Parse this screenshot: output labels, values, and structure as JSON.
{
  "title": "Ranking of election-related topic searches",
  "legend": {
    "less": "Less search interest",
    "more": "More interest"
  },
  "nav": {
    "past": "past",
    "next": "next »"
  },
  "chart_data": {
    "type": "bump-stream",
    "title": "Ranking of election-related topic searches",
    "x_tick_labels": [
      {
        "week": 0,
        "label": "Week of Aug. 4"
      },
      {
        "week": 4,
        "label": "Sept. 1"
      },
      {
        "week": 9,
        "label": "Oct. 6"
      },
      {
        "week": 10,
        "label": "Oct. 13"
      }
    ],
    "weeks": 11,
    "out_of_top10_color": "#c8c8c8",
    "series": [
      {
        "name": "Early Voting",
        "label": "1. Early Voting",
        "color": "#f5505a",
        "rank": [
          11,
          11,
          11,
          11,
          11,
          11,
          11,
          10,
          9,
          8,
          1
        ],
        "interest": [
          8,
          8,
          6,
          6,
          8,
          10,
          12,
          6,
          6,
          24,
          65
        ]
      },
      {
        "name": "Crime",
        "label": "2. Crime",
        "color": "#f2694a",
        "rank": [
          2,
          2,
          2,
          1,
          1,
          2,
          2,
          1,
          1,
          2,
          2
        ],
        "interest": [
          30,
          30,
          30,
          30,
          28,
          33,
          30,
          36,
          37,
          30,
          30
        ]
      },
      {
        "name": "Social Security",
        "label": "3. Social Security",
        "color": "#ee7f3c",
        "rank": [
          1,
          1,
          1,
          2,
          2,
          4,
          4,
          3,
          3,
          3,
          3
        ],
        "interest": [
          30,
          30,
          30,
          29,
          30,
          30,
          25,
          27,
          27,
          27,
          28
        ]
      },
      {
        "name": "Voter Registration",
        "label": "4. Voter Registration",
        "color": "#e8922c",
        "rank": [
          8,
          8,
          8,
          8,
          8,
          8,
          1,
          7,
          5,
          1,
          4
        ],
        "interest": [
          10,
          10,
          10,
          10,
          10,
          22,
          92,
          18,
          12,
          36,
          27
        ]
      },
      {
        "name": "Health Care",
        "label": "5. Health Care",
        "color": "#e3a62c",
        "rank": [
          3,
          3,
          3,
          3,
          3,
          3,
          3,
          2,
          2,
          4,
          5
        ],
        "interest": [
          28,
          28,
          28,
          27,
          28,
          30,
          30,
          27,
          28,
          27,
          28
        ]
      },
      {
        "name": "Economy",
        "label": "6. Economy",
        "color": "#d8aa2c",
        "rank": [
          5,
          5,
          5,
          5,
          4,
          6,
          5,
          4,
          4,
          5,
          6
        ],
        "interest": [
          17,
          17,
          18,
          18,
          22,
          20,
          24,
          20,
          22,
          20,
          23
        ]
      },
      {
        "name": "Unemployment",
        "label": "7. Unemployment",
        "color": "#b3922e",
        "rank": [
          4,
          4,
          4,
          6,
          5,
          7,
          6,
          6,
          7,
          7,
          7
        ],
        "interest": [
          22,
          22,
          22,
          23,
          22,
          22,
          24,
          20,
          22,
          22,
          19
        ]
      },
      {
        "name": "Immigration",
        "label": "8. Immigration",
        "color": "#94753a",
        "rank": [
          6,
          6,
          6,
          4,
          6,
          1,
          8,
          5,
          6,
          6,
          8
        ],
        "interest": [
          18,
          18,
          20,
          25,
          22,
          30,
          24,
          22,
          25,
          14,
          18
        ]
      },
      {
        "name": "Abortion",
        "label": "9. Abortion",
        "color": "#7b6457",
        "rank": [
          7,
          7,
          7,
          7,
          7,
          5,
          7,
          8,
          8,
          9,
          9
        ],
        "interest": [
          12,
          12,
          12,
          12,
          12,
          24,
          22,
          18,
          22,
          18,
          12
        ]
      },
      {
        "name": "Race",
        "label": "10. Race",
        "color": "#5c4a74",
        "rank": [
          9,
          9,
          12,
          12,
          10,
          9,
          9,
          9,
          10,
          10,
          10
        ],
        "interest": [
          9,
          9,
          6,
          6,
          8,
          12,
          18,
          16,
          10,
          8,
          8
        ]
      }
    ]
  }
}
■ ■ ■ ■ ■
_Work instructions_
Scan the listing above. Gather each line that contains the word "Voting".

_The solution_
        "name": "Early Voting",
        "label": "1. Early Voting",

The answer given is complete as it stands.